Instructions.
**a.** In the records, convert the lines from the line with "player-right-avatar-1 <box>510 118" to the line with "page-subtitle: Club competitions, Season" into a JSON list of strings, one string per line, skipping any blank lines.
**b.** Carry on the news broadcast transcript about the Australian bushfires from where it stops.
## begin Page
But as you noted, quite a bit of fire activity still in place. So, when you take a look at the satellite imagery, the latest satellite imagery from space, really an incredible perspective to see what's happening here because, of course, you see the smoke plum right here, and kind of look for the milky or hazy gray coloration across this region. And you begin to pick out all of the smoke that has kind of worked its way downstream and embedded within the clouds there. But if you look carefully enough, you do see some of the haze kind of right across the southern region there of New Zealand with this particular area of wind that we've seen recently move across the area.

But here we go, today, we had a catastrophic level alert in place for 19 different spot fires and fires from Sydney all the way northward towards Coffs Harbour. At this hour that has dropped to zero. So, that is the level five or the highest level of concern, but in total, still some 100 plus fires to be had between the two states from the north to the south. So, the concern remains very high here, as the winds finally died down. Temperatures, though, expected to warm up. And you notice this, upper 20s as far as the winds around Port Macquarie, Coffs Harbour at 31 kilometers per hour, Brisbane peaking right now at 51 kilometers per hour, but we expect the winds once the front exits within the next few hours here to die down to as little as maybe 10 or 15 kilometers per hour.

So, this would be the quietest weather pattern for firefighter activity here in recent days. And, of course, when you take a look at how things have played out across a region of Sydney, Hunter, Illawarra, and Shoalhaven, this is the region that were most severely impacted by 24 hours ago. You fast forward to the current perspective, you begin to see at least a little sign of hope here as the levels dropping down to very high and in some cases just extreme versus catastrophic. In the end, the concern is there is an additional warming trend in store in the immediate forecast, but, John, looking long term into, say, potentially Saturday night and to Sunday, our best bet of at least some rainfall in the forecast. Unfortunately, as often is the case, the storms do come in with some winds. So, really going to be splitting hairs here to see if we get more rain than wind because, of course, even that little bit of rain could be problematic if it accompanies with additional winded forecasts.

VAUSE: Yes, lightning, too, all the -- all the other issues that come with that. OK, Pedram, thank you for the update.

JAVAHERI: Thank you.

VAUSE: We'll take a break. When we come back, Bolivia has a new leader, Jeanine Anez is wearing the presidential sash, a new self- declared president, but the country's still remains in turmoil. More details in a moment.



VAUSE: Thank you for staying with us. You're watching CNN NEWSROOM.

I'm John Vause with the headlines this hour.

The start of public hearings in the Trump impeachment inquiry, just hours away now, and two career diplomats will appear first. Bill Taylor has said his understanding was military aid to Ukraine would not be released unless the Ukrainian leader announced investigations into President Trump's political rival Joe Biden.

Palestinian officials say at least 10 people have been killed by Israeli air strikes Tuesday in Gaza. Among the dead is a senior Islamic jihad member Baha Abu al-Ata. Militants responded with a barrage of rocket fire, dozens were shut down by Israel's Iron Dome anti-missile system. Israel also carried out more air strikes on the Gaza strip.

Officials in Australia are warning the worst bushfire season in decades is not done yet. 85 active fires are burning across New South Wales as of Tuesday evening. The flames reached the outer suburbs of. And police (ph) believe some fires may have been deliberately lit. More hot weather is expected in the days ahead.
## end Page
## begin Material shown
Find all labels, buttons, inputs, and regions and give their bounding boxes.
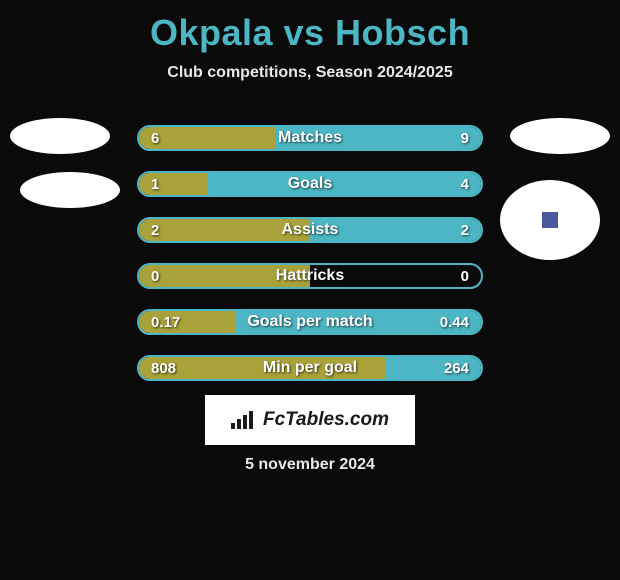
player-right-avatar-1 <box>510 118 610 154</box>
chart-bars-icon <box>231 411 253 429</box>
stat-label: Min per goal <box>139 357 481 379</box>
stat-row-hattricks: 0 Hattricks 0 <box>137 263 483 289</box>
stat-label: Hattricks <box>139 265 481 287</box>
stat-label: Matches <box>139 127 481 149</box>
page-subtitle: Club competitions, Season 2024/2025 <box>0 64 620 82</box>
stat-right-value: 9 <box>461 127 469 149</box>
player-left-avatar-2 <box>20 172 120 208</box>
fctables-logo: FcTables.com <box>205 395 415 445</box>
stat-row-min-per-goal: 808 Min per goal 264 <box>137 355 483 381</box>
stats-bars: 6 Matches 9 1 Goals 4 2 Assists 2 0 Hatt… <box>137 125 483 401</box>
stat-right-value: 0 <box>461 265 469 287</box>
stat-label: Goals <box>139 173 481 195</box>
player-left-avatar-1 <box>10 118 110 154</box>
logo-text: FcTables.com <box>263 409 389 431</box>
stat-right-value: 264 <box>444 357 469 379</box>
stat-right-value: 2 <box>461 219 469 241</box>
stat-row-matches: 6 Matches 9 <box>137 125 483 151</box>
stat-right-value: 0.44 <box>440 311 469 333</box>
stat-row-assists: 2 Assists 2 <box>137 217 483 243</box>
stat-label: Goals per match <box>139 311 481 333</box>
page-title: Okpala vs Hobsch <box>0 0 620 54</box>
club-badge-icon <box>542 212 558 228</box>
player-right-avatar-2 <box>500 180 600 260</box>
stat-label: Assists <box>139 219 481 241</box>
stat-row-goals-per-match: 0.17 Goals per match 0.44 <box>137 309 483 335</box>
stat-row-goals: 1 Goals 4 <box>137 171 483 197</box>
stat-right-value: 4 <box>461 173 469 195</box>
footer-date: 5 november 2024 <box>0 456 620 474</box>
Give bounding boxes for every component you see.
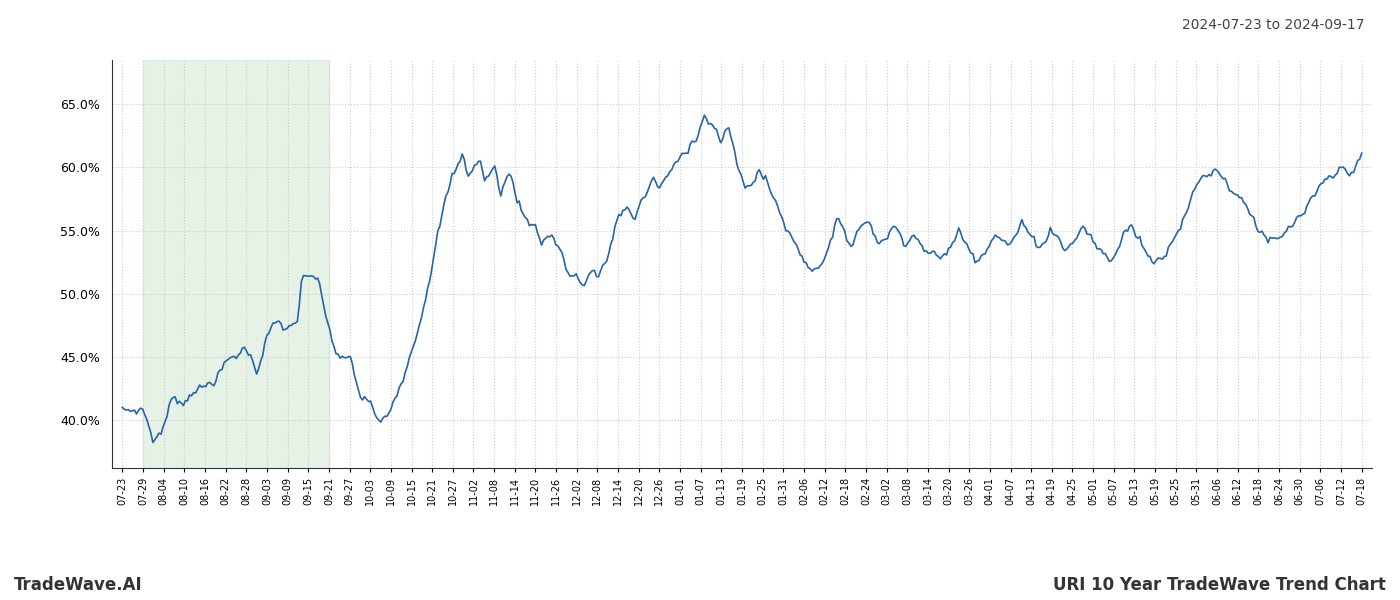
Text: 2024-07-23 to 2024-09-17: 2024-07-23 to 2024-09-17: [1183, 18, 1365, 32]
Bar: [143, 60, 329, 468]
Text: TradeWave.AI: TradeWave.AI: [14, 576, 143, 594]
Text: URI 10 Year TradeWave Trend Chart: URI 10 Year TradeWave Trend Chart: [1053, 576, 1386, 594]
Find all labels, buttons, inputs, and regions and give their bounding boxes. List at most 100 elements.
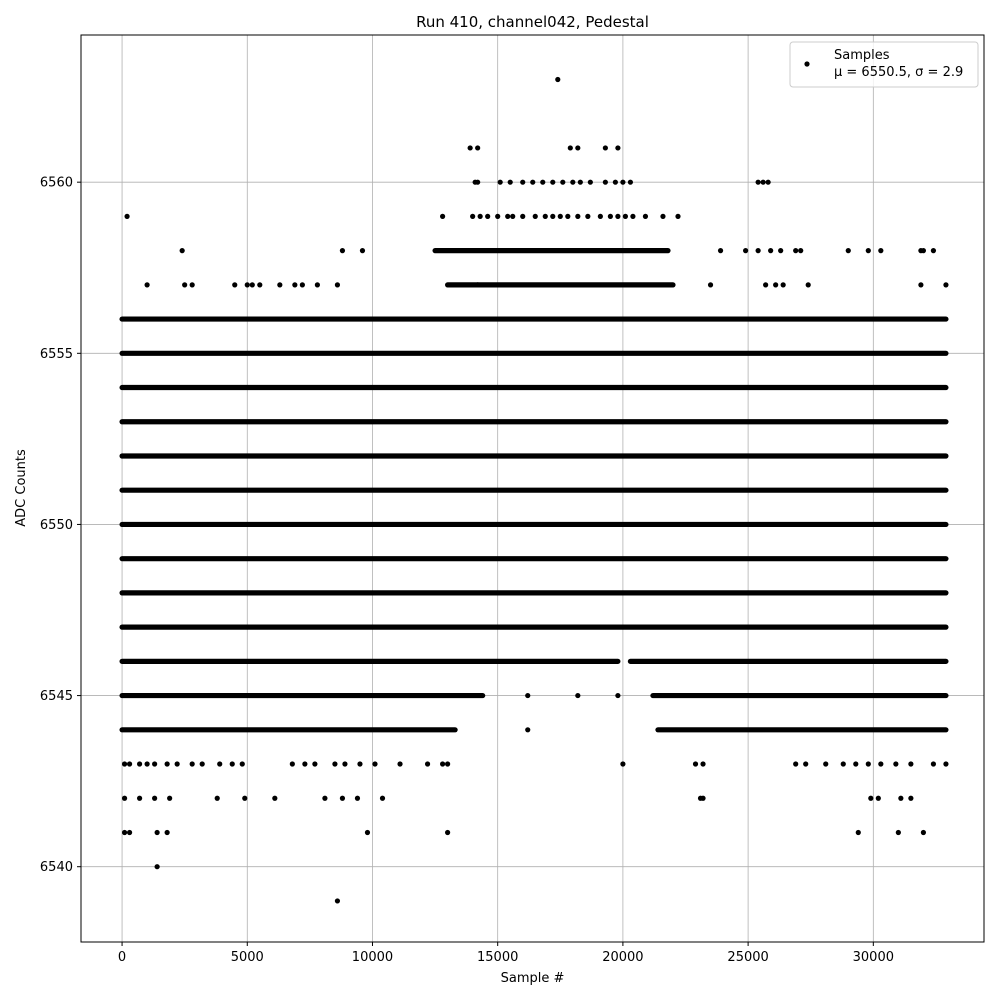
sample-point bbox=[495, 213, 501, 219]
sample-point bbox=[510, 213, 516, 219]
sample-point bbox=[505, 213, 511, 219]
sample-point bbox=[627, 179, 634, 185]
sample-point bbox=[755, 248, 761, 254]
sample-point bbox=[868, 795, 874, 801]
sample-point bbox=[540, 179, 546, 185]
sample-point bbox=[615, 213, 621, 219]
x-tick-label: 10000 bbox=[352, 950, 393, 965]
sample-point bbox=[798, 248, 804, 254]
sample-point bbox=[249, 282, 255, 288]
sample-point bbox=[565, 213, 571, 219]
sample-point bbox=[189, 282, 195, 288]
tick-layer: 0 5000 10000 15000 20000 25000 30000 6540 6545 65… bbox=[40, 176, 894, 965]
sample-point bbox=[144, 761, 150, 767]
plot-frame bbox=[80, 34, 985, 943]
sample-point bbox=[354, 795, 361, 801]
y-tick-label: 6550 bbox=[40, 518, 73, 533]
x-tick-label: 20000 bbox=[602, 950, 643, 965]
sample-point bbox=[768, 248, 774, 254]
sample-point bbox=[136, 795, 143, 801]
sample-point bbox=[707, 282, 714, 288]
sample-point bbox=[485, 213, 491, 219]
sample-point bbox=[314, 282, 320, 288]
sample-point bbox=[174, 761, 180, 767]
sample-point bbox=[257, 282, 263, 288]
sample-point bbox=[379, 795, 386, 801]
sample-point bbox=[164, 761, 170, 767]
y-tick-label: 6540 bbox=[40, 860, 73, 875]
sample-point bbox=[602, 179, 608, 185]
x-tick-label: 25000 bbox=[727, 950, 768, 965]
sample-point bbox=[845, 248, 851, 254]
sample-point bbox=[760, 179, 766, 185]
sample-point bbox=[364, 829, 371, 836]
sample-point bbox=[560, 179, 566, 185]
sample-point bbox=[299, 282, 305, 288]
sample-point bbox=[920, 248, 926, 254]
sample-point bbox=[597, 213, 603, 219]
sample-point bbox=[121, 829, 128, 836]
sample-point bbox=[229, 761, 235, 767]
sample-point bbox=[630, 213, 636, 219]
sample-point bbox=[445, 761, 451, 767]
sample-point bbox=[620, 179, 626, 185]
sample-point bbox=[475, 179, 481, 185]
sample-point bbox=[587, 179, 593, 185]
sample-point bbox=[470, 213, 476, 219]
sample-point bbox=[164, 829, 170, 836]
sample-point bbox=[898, 795, 904, 801]
sample-point bbox=[778, 248, 784, 254]
sample-point bbox=[126, 761, 133, 767]
sample-point bbox=[622, 213, 629, 219]
sample-point bbox=[763, 282, 769, 288]
sample-point bbox=[602, 145, 608, 151]
sample-point bbox=[445, 829, 451, 836]
sample-point bbox=[615, 692, 621, 699]
sample-point bbox=[805, 282, 811, 288]
sample-point bbox=[520, 213, 526, 219]
sample-point bbox=[144, 282, 150, 288]
x-tick-label: 5000 bbox=[231, 950, 264, 965]
sample-point bbox=[803, 761, 809, 767]
sample-point bbox=[475, 282, 481, 288]
sample-point bbox=[660, 213, 666, 219]
sample-point bbox=[152, 761, 158, 767]
sample-point bbox=[126, 829, 133, 836]
sample-point bbox=[372, 761, 378, 767]
sample-point bbox=[124, 213, 130, 219]
y-axis-label: ADC Counts bbox=[14, 449, 29, 527]
y-tick-label: 6555 bbox=[40, 347, 73, 362]
sample-point bbox=[700, 795, 706, 801]
sample-point bbox=[397, 761, 403, 767]
sample-point bbox=[918, 282, 924, 288]
sample-point bbox=[930, 761, 937, 767]
sample-point bbox=[312, 761, 318, 767]
sample-point bbox=[154, 829, 160, 836]
sample-point bbox=[289, 761, 295, 767]
sample-point bbox=[244, 282, 250, 288]
sample-point bbox=[853, 761, 859, 767]
sample-point bbox=[875, 795, 881, 801]
sample-point bbox=[555, 76, 561, 83]
sample-point bbox=[550, 179, 556, 185]
y-tick-label: 6560 bbox=[40, 176, 73, 191]
sample-point bbox=[575, 145, 581, 151]
chart-title: Run 410, channel042, Pedestal bbox=[416, 13, 649, 31]
sample-point bbox=[642, 213, 649, 219]
sample-point bbox=[840, 761, 846, 767]
sample-point bbox=[575, 213, 581, 219]
sample-point bbox=[878, 761, 884, 767]
sample-point bbox=[542, 213, 548, 219]
sample-point bbox=[334, 282, 341, 288]
sample-point bbox=[242, 795, 248, 801]
sample-point bbox=[232, 282, 238, 288]
sample-point bbox=[277, 282, 283, 288]
sample-point bbox=[136, 761, 143, 767]
x-tick-label: 30000 bbox=[853, 950, 894, 965]
sample-point bbox=[292, 282, 298, 288]
sample-point bbox=[855, 829, 861, 836]
sample-point bbox=[743, 248, 749, 254]
sample-point bbox=[930, 248, 937, 254]
sample-point bbox=[475, 145, 481, 151]
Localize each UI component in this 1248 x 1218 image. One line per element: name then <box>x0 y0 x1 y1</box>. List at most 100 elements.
## end Material shown
Answers to the tasks.
**a.**
[
  "player-right-avatar-1 <box>510 118 610 154</box>",
  "chart-bars-icon <box>231 411 253 429</box>",
  "stat-label: Min per goal <box>139 357 481 379</box>",
  "stat-row-hattricks: 0 Hattricks 0 <box>137 263 483 289</box>",
  "stat-label: Hattricks <box>139 265 481 287</box>",
  "stat-label: Matches <box>139 127 481 149</box>",
  "page-subtitle: Club competitions, Season 2024/2025 <box>0 64 620 82</box>"
]

**b.**
Bolivia has a new leader. Jeanine Anez, the second vice president of the senate, claims she is next in line for leadership, and declared herself president, complete with a sash of office. The job became available when the former president Evo Morales resigned on Sunday amid voter fraud allegations and widespread nationwide protests. He fled to Mexico where he was granted political asylum.

CNN's Matt Rivers has the details.


MATT RIVERS, CNN INTERNATIONAL CORRESPONDENT: Well, Mexico City officially has one new resident as of Tuesday. And that will be former Bolivian President Evo Morales. He arrived here in the capital of Mexico shortly before mid-day on Tuesday where he officially claimed political asylum.

This was after the Mexican government invited him to claim asylum here, after the former president abruptly resigned from his position in Bolivia on Sunday.

The Mexican government sent a plane down to Bolivia to pick up the former president. And after some initial uncertainty, which included being denied the right to fly back to Mexico through Peruvian airspace, the plane eventually made it here and deposited the former Bolivian president.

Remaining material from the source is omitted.